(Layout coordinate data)
========
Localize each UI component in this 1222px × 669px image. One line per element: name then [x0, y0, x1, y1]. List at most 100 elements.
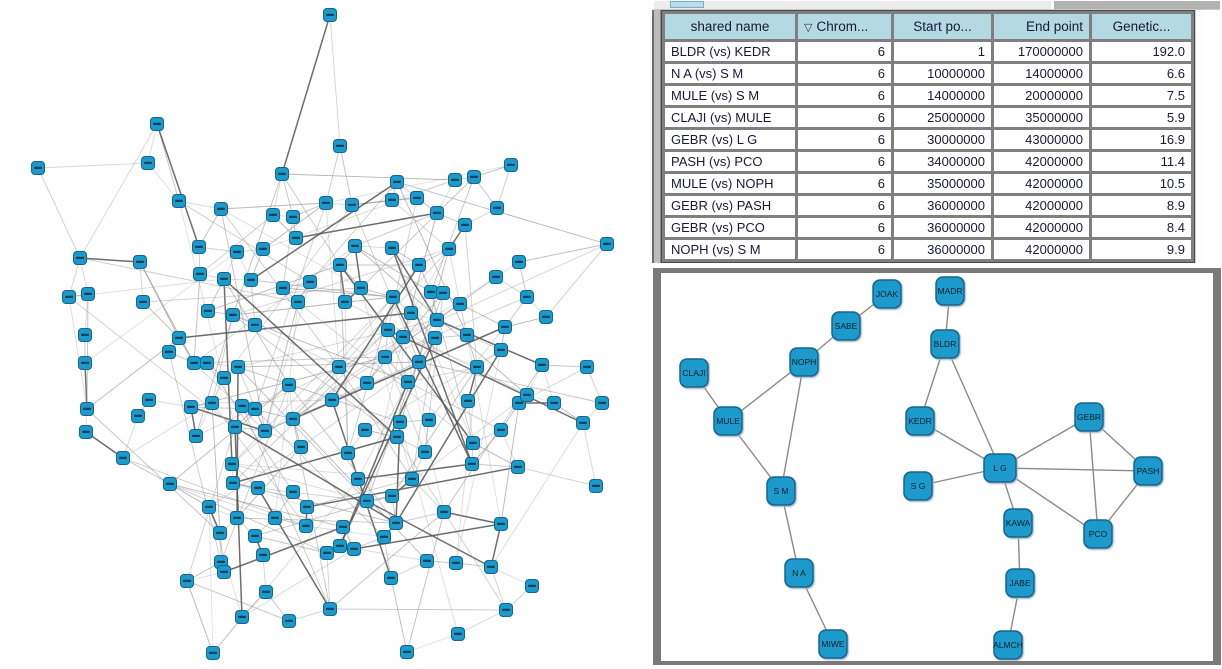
- network-node-jabe[interactable]: [1005, 568, 1035, 598]
- network-edge[interactable]: [232, 314, 398, 438]
- network-edge-gebr-pco[interactable]: [1088, 416, 1099, 535]
- network-edge[interactable]: [297, 301, 474, 444]
- network-edge[interactable]: [430, 176, 475, 293]
- network-edge[interactable]: [351, 197, 418, 206]
- table-cell[interactable]: 8.4: [1092, 218, 1191, 237]
- network-edge[interactable]: [448, 248, 461, 305]
- network-edge[interactable]: [232, 436, 398, 484]
- network-edge[interactable]: [79, 123, 158, 259]
- table-cell[interactable]: 6: [798, 196, 891, 215]
- table-cell[interactable]: 6: [798, 64, 891, 83]
- network-edge[interactable]: [390, 577, 408, 653]
- network-edge[interactable]: [264, 301, 299, 432]
- network-edge-l-g-pco[interactable]: [999, 467, 1099, 535]
- network-edge[interactable]: [241, 548, 355, 618]
- network-edge[interactable]: [232, 482, 308, 508]
- network-edge[interactable]: [436, 319, 543, 366]
- network-edge[interactable]: [139, 261, 180, 339]
- table-cell[interactable]: 192.0: [1092, 42, 1191, 61]
- network-edge-bldr-l-g[interactable]: [944, 343, 1001, 469]
- network-edge[interactable]: [455, 349, 502, 564]
- network-node-claji[interactable]: [679, 358, 709, 388]
- network-edge[interactable]: [79, 257, 299, 303]
- table-cell[interactable]: 42000000: [994, 240, 1089, 259]
- cell-shared-name[interactable]: N A (vs) S M: [665, 64, 795, 83]
- network-edge-noph-s-m[interactable]: [780, 361, 805, 492]
- network-edge[interactable]: [178, 312, 412, 339]
- network-edge[interactable]: [399, 421, 459, 635]
- table-cell[interactable]: 35000000: [994, 108, 1089, 127]
- network-node-kawa[interactable]: [1003, 508, 1033, 538]
- network-edge[interactable]: [331, 264, 420, 401]
- network-edge[interactable]: [281, 14, 331, 175]
- network-edge[interactable]: [281, 173, 456, 181]
- network-edge[interactable]: [418, 361, 603, 404]
- network-edge[interactable]: [407, 381, 502, 431]
- network-edge[interactable]: [193, 245, 356, 364]
- network-edge[interactable]: [490, 422, 584, 568]
- table-row[interactable]: PASH (vs) PCO 6 34000000 42000000 11.4: [665, 152, 1191, 171]
- network-node-joak[interactable]: [872, 279, 902, 309]
- table-cell[interactable]: 170000000: [994, 42, 1089, 61]
- cell-shared-name[interactable]: BLDR (vs) KEDR: [665, 42, 795, 61]
- network-edge[interactable]: [472, 442, 519, 468]
- network-edge[interactable]: [236, 446, 302, 519]
- network-edge[interactable]: [360, 287, 413, 480]
- detail-network-canvas[interactable]: JOAK MADR SABE BLDR NOPH CLAJI MULE KEDR GEBR L G…: [661, 273, 1213, 661]
- network-node-l-g[interactable]: [983, 453, 1017, 483]
- network-edge[interactable]: [338, 366, 413, 480]
- network-edge[interactable]: [490, 523, 502, 568]
- table-cell[interactable]: 14000000: [994, 64, 1089, 83]
- column-header-genetic[interactable]: Genetic...: [1092, 14, 1191, 39]
- network-edge[interactable]: [325, 145, 341, 204]
- table-cell[interactable]: 1: [894, 42, 991, 61]
- network-edge[interactable]: [169, 483, 276, 519]
- network-edge[interactable]: [237, 319, 438, 368]
- table-row[interactable]: BLDR (vs) KEDR 6 1 170000000 192.0: [665, 42, 1191, 61]
- table-cell[interactable]: 6.6: [1092, 64, 1191, 83]
- network-edge[interactable]: [395, 511, 445, 524]
- network-edge[interactable]: [232, 296, 394, 316]
- network-edge[interactable]: [582, 422, 597, 487]
- table-cell[interactable]: 6: [798, 152, 891, 171]
- network-node-pash[interactable]: [1133, 456, 1163, 486]
- table-row[interactable]: GEBR (vs) PASH 6 36000000 42000000 8.9: [665, 196, 1191, 215]
- network-edge[interactable]: [391, 247, 474, 444]
- network-edge[interactable]: [79, 257, 141, 263]
- network-edge[interactable]: [86, 293, 89, 410]
- cell-shared-name[interactable]: PASH (vs) PCO: [665, 152, 795, 171]
- table-cell[interactable]: 6: [798, 174, 891, 193]
- network-edge[interactable]: [142, 287, 362, 303]
- cell-shared-name[interactable]: MULE (vs) S M: [665, 86, 795, 105]
- network-edge[interactable]: [68, 296, 88, 410]
- network-edge[interactable]: [541, 364, 588, 368]
- network-node-kedr[interactable]: [905, 406, 935, 436]
- network-edge[interactable]: [384, 291, 432, 358]
- table-cell[interactable]: 11.4: [1092, 152, 1191, 171]
- table-row[interactable]: GEBR (vs) L G 6 30000000 43000000 16.9: [665, 130, 1191, 149]
- table-row[interactable]: MULE (vs) NOPH 6 35000000 42000000 10.5: [665, 174, 1191, 193]
- table-cell[interactable]: 36000000: [894, 196, 991, 215]
- network-edge[interactable]: [329, 511, 445, 610]
- network-edge[interactable]: [193, 356, 386, 364]
- table-cell[interactable]: 42000000: [994, 218, 1089, 237]
- network-edge[interactable]: [392, 296, 473, 465]
- table-cell[interactable]: 34000000: [894, 152, 991, 171]
- network-node-gebr[interactable]: [1074, 402, 1104, 432]
- network-edge[interactable]: [457, 609, 507, 635]
- table-cell[interactable]: 43000000: [994, 130, 1089, 149]
- network-node-s-g[interactable]: [903, 471, 933, 501]
- column-header-shared-name[interactable]: shared name: [665, 14, 795, 39]
- network-edge[interactable]: [518, 243, 608, 263]
- table-row[interactable]: NOPH (vs) S M 6 36000000 42000000 9.9: [665, 240, 1191, 259]
- network-edge[interactable]: [220, 208, 266, 432]
- network-edge[interactable]: [282, 287, 394, 298]
- horizontal-scrollbar[interactable]: [654, 1, 1220, 10]
- network-edge[interactable]: [169, 384, 290, 485]
- network-edge[interactable]: [156, 123, 200, 248]
- table-row[interactable]: N A (vs) S M 6 10000000 14000000 6.6: [665, 64, 1191, 83]
- table-cell[interactable]: 36000000: [894, 240, 991, 259]
- network-edge[interactable]: [236, 517, 397, 524]
- network-edge[interactable]: [339, 145, 353, 206]
- column-header-chrom[interactable]: ▽ Chrom...: [798, 14, 891, 39]
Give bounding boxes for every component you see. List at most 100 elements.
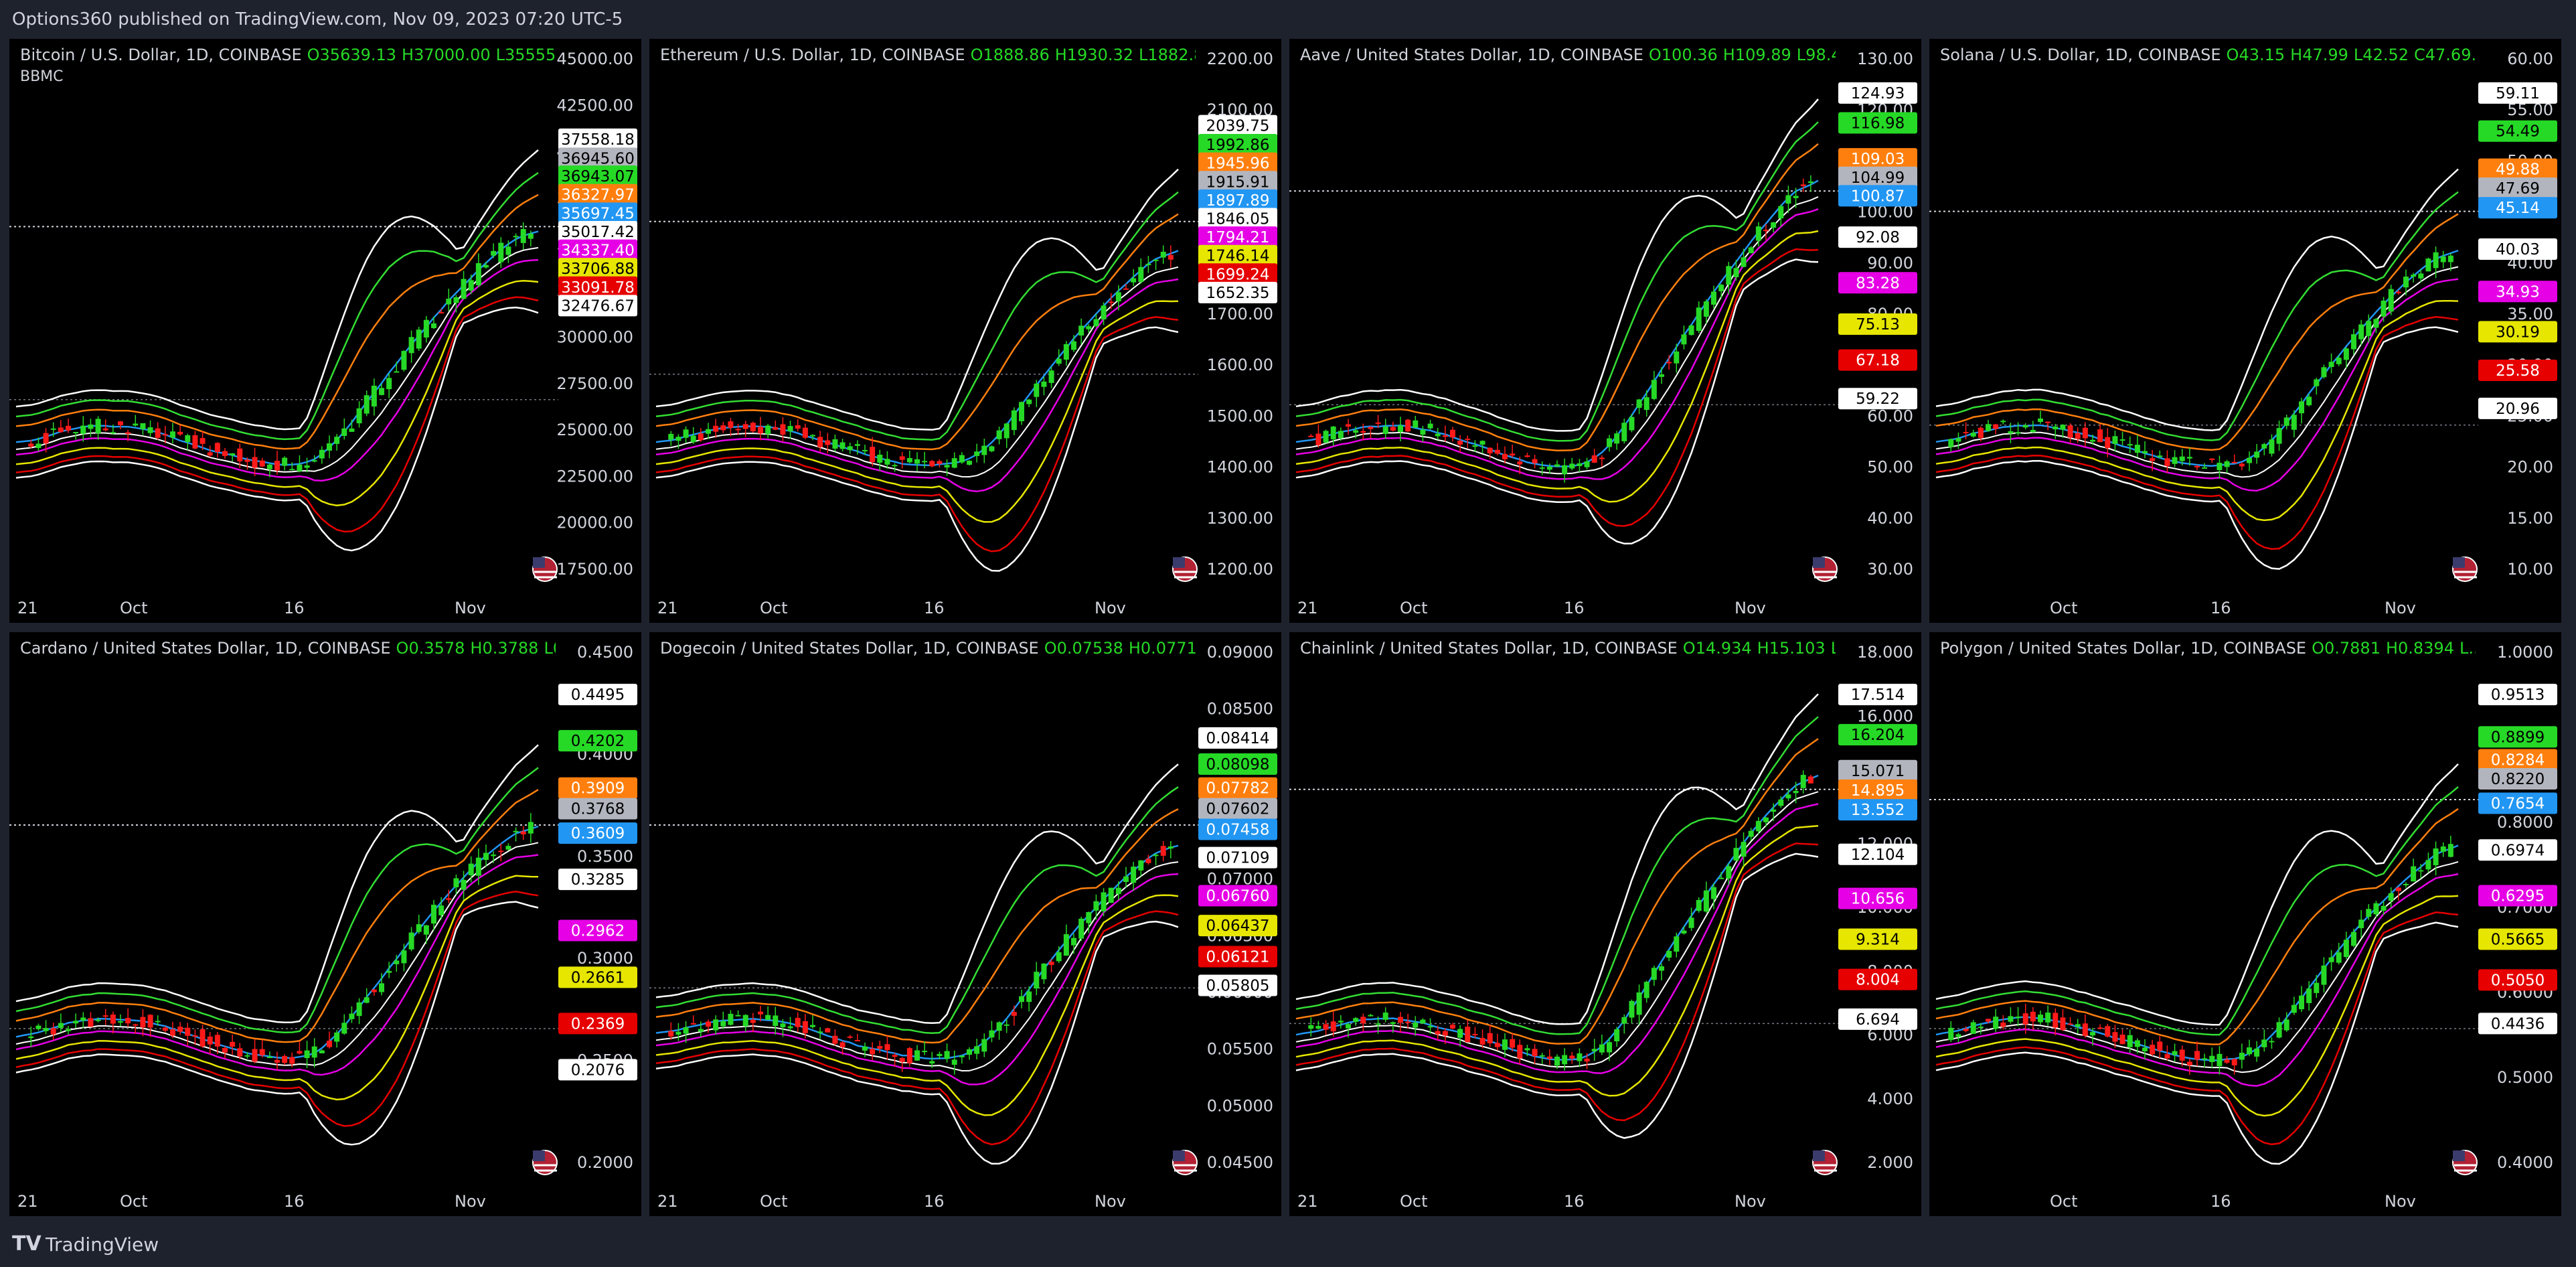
candle-body: [453, 878, 459, 887]
svg-text:0.8284: 0.8284: [2491, 752, 2545, 769]
symbol-title[interactable]: Ethereum / U.S. Dollar, 1D, COINBASE: [660, 46, 965, 64]
candle-body: [237, 1048, 243, 1057]
svg-text:0.2076: 0.2076: [571, 1061, 625, 1079]
ohlc-h: H109.89: [1722, 46, 1791, 64]
band-line-2: [1935, 191, 2459, 441]
candle-body: [1607, 438, 1612, 447]
x-tick-label: Nov: [2385, 599, 2416, 617]
y-tick-label: 1200.00: [1207, 560, 1273, 579]
candle-body: [386, 970, 392, 973]
chart-panel-4[interactable]: 60.0055.0050.0045.0040.0035.0030.0025.00…: [1929, 39, 2561, 623]
candle-body: [1450, 429, 1455, 438]
candle-body: [1718, 285, 1724, 291]
svg-text:0.05805: 0.05805: [1206, 978, 1269, 995]
us-flag-icon[interactable]: [1172, 1150, 1198, 1175]
price-label: 0.2661: [558, 966, 637, 988]
us-flag-icon[interactable]: [1172, 556, 1198, 582]
candle-body: [1978, 1027, 1984, 1029]
candle-body: [2119, 439, 2125, 441]
svg-text:0.6974: 0.6974: [2491, 842, 2545, 859]
candle-body: [787, 426, 793, 431]
symbol-title[interactable]: Cardano / United States Dollar, 1D, COIN…: [20, 639, 391, 658]
x-tick-label: 21: [657, 1192, 678, 1211]
us-flag-icon[interactable]: [1812, 1150, 1838, 1175]
candle-body: [668, 1031, 674, 1037]
price-label: 0.3285: [558, 869, 637, 891]
candle-body: [2134, 445, 2140, 453]
ohlc-h: H0.07713: [1128, 639, 1196, 658]
chart-panel-1[interactable]: 45000.0042500.0040000.0037500.0035000.00…: [9, 39, 641, 623]
candle-body: [2022, 425, 2028, 428]
candle-body: [832, 439, 838, 449]
chart-panel-2[interactable]: 2200.002100.002000.001900.001800.001700.…: [649, 39, 1281, 623]
candle-body: [498, 850, 504, 852]
symbol-title[interactable]: Solana / U.S. Dollar, 1D, COINBASE: [1940, 46, 2221, 64]
candle-body: [371, 989, 377, 992]
chart-panel-5[interactable]: 0.45000.40000.35000.30000.25000.200021Oc…: [9, 632, 641, 1216]
candle-body: [706, 429, 711, 434]
chart-title: Aave / United States Dollar, 1D, COINBAS…: [1300, 46, 1836, 64]
candle-body: [244, 1055, 250, 1057]
price-label: 0.07602: [1198, 798, 1277, 820]
candle-body: [2425, 258, 2431, 272]
candle-body: [1591, 455, 1597, 463]
chart-panel-7[interactable]: 18.00016.00014.00012.00010.0008.0006.000…: [1289, 632, 1921, 1216]
candle-body: [2254, 451, 2260, 458]
candle-body: [266, 1056, 272, 1058]
price-label: 0.07782: [1198, 777, 1277, 799]
chart-panel-8[interactable]: 1.00000.90000.80000.70000.60000.50000.40…: [1929, 632, 2561, 1216]
candle-body: [1479, 1037, 1485, 1045]
us-flag-icon[interactable]: [1812, 556, 1838, 582]
candle-body: [1726, 866, 1732, 879]
candle-body: [2112, 436, 2118, 444]
candle-body: [1078, 325, 1084, 336]
us-flag-icon[interactable]: [532, 1150, 558, 1175]
band-line-3: [15, 789, 539, 1043]
svg-text:100.87: 100.87: [1851, 188, 1905, 205]
svg-text:37558.18: 37558.18: [561, 131, 635, 149]
candle-body: [1651, 968, 1657, 980]
candle-body: [1338, 1021, 1344, 1023]
price-label: 36943.07: [558, 165, 637, 188]
candle-body: [379, 388, 384, 395]
tradingview-logo-icon[interactable]: TV: [12, 1232, 42, 1256]
us-flag-icon[interactable]: [2452, 556, 2478, 582]
candle-body: [2299, 995, 2304, 1010]
us-flag-icon[interactable]: [532, 556, 558, 582]
chart-panel-6[interactable]: 0.090000.085000.080000.075000.070000.065…: [649, 632, 1281, 1216]
symbol-title[interactable]: Aave / United States Dollar, 1D, COINBAS…: [1300, 46, 1643, 64]
candle-body: [1986, 1019, 1991, 1022]
indicator-label[interactable]: BBMC: [20, 68, 64, 85]
symbol-title[interactable]: Bitcoin / U.S. Dollar, 1D, COINBASE: [20, 46, 302, 64]
candle-body: [690, 1023, 696, 1025]
candle-body: [1993, 1017, 1999, 1029]
chart-panel-3[interactable]: 130.00120.00110.00100.0090.0080.0070.006…: [1289, 39, 1921, 623]
candle-body: [892, 1055, 898, 1057]
svg-text:59.22: 59.22: [1856, 390, 1900, 408]
candle-body: [2119, 1035, 2125, 1045]
tradingview-brand[interactable]: TradingView: [46, 1234, 159, 1256]
candle-body: [1360, 1017, 1366, 1024]
candle-body: [2224, 461, 2230, 467]
band-line-7: [15, 891, 539, 1127]
price-label: 0.06121: [1198, 946, 1277, 968]
symbol-title[interactable]: Chainlink / United States Dollar, 1D, CO…: [1300, 639, 1678, 658]
candle-body: [1450, 1025, 1455, 1029]
candle-body: [2060, 425, 2066, 430]
svg-text:1945.96: 1945.96: [1206, 155, 1269, 173]
svg-text:0.4495: 0.4495: [571, 686, 625, 704]
symbol-title[interactable]: Dogecoin / United States Dollar, 1D, COI…: [660, 639, 1039, 658]
candle-body: [431, 905, 436, 924]
candle-body: [304, 1050, 310, 1059]
candle-body: [177, 1027, 183, 1032]
x-tick-label: 16: [284, 1192, 305, 1211]
candle-body: [2440, 256, 2446, 263]
candle-body: [408, 932, 414, 950]
candle-body: [2291, 415, 2297, 430]
us-flag-icon[interactable]: [2452, 1150, 2478, 1175]
candle-body: [1375, 422, 1381, 424]
candle-body: [765, 425, 771, 435]
svg-text:30.19: 30.19: [2496, 323, 2540, 341]
x-tick-label: 16: [2210, 1192, 2231, 1211]
symbol-title[interactable]: Polygon / United States Dollar, 1D, COIN…: [1940, 639, 2307, 658]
========
- **The problem**
Set down again, unchanged, every row from the one that contains "candle-body: [453, 878, 459, 887]" down to the one that contains "candle-body: [498, 850, 504, 852]", both of those included.

- **Task result**
candle-body: [453, 878, 459, 887]
svg-text:0.8284: 0.8284: [2491, 752, 2545, 769]
symbol-title[interactable]: Ethereum / U.S. Dollar, 1D, COINBASE: [660, 46, 965, 64]
candle-body: [237, 1048, 243, 1057]
svg-text:0.2076: 0.2076: [571, 1061, 625, 1079]
ohlc-h: H109.89: [1722, 46, 1791, 64]
band-line-2: [1935, 191, 2459, 441]
candle-body: [1607, 438, 1612, 447]
x-tick-label: Nov: [2385, 599, 2416, 617]
y-tick-label: 1200.00: [1207, 560, 1273, 579]
candle-body: [386, 970, 392, 973]
chart-panel-4[interactable]: 60.0055.0050.0045.0040.0035.0030.0025.00…: [1929, 39, 2561, 623]
candle-body: [1450, 429, 1455, 438]
candle-body: [1718, 285, 1724, 291]
svg-text:0.05805: 0.05805: [1206, 978, 1269, 995]
us-flag-icon[interactable]: [1172, 1150, 1198, 1175]
price-label: 0.2661: [558, 966, 637, 988]
us-flag-icon[interactable]: [1172, 556, 1198, 582]
candle-body: [1978, 1027, 1984, 1029]
candle-body: [2119, 439, 2125, 441]
svg-text:0.6974: 0.6974: [2491, 842, 2545, 859]
candle-body: [787, 426, 793, 431]
symbol-title[interactable]: Cardano / United States Dollar, 1D, COIN…: [20, 639, 391, 658]
x-tick-label: 21: [657, 1192, 678, 1211]
us-flag-icon[interactable]: [1812, 1150, 1838, 1175]
candle-body: [668, 1031, 674, 1037]
price-label: 0.3285: [558, 869, 637, 891]
candle-body: [2134, 445, 2140, 453]
ohlc-h: H0.07713: [1128, 639, 1196, 658]
chart-panel-1[interactable]: 45000.0042500.0040000.0037500.0035000.00…: [9, 39, 641, 623]
candle-body: [2022, 425, 2028, 428]
candle-body: [832, 439, 838, 449]
chart-panel-2[interactable]: 2200.002100.002000.001900.001800.001700.…: [649, 39, 1281, 623]
candle-body: [498, 850, 504, 852]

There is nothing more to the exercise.